[Dataset items]
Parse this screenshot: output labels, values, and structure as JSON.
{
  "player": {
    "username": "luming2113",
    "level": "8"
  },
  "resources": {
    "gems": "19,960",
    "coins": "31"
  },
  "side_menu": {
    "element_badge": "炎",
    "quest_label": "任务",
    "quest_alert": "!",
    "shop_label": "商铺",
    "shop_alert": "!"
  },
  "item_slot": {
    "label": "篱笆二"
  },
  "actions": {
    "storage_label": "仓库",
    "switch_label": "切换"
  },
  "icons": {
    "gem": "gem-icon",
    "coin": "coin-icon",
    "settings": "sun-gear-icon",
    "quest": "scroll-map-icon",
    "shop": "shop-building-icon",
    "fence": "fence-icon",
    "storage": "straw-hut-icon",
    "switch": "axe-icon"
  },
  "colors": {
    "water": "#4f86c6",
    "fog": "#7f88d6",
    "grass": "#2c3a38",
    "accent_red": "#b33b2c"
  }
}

■ **Challenge**
Set down every line of the listing above again, exactly as given.

■ **Full response**
Parse this screenshot: output labels, values, and structure as JSON.
{
  "player": {
    "username": "luming2113",
    "level": "8"
  },
  "resources": {
    "gems": "19,960",
    "coins": "31"
  },
  "side_menu": {
    "element_badge": "炎",
    "quest_label": "任务",
    "quest_alert": "!",
    "shop_label": "商铺",
    "shop_alert": "!"
  },
  "item_slot": {
    "label": "篱笆二"
  },
  "actions": {
    "storage_label": "仓库",
    "switch_label": "切换"
  },
  "icons": {
    "gem": "gem-icon",
    "coin": "coin-icon",
    "settings": "sun-gear-icon",
    "quest": "scroll-map-icon",
    "shop": "shop-building-icon",
    "fence": "fence-icon",
    "storage": "straw-hut-icon",
    "switch": "axe-icon"
  },
  "colors": {
    "water": "#4f86c6",
    "fog": "#7f88d6",
    "grass": "#2c3a38",
    "accent_red": "#b33b2c"
  }
}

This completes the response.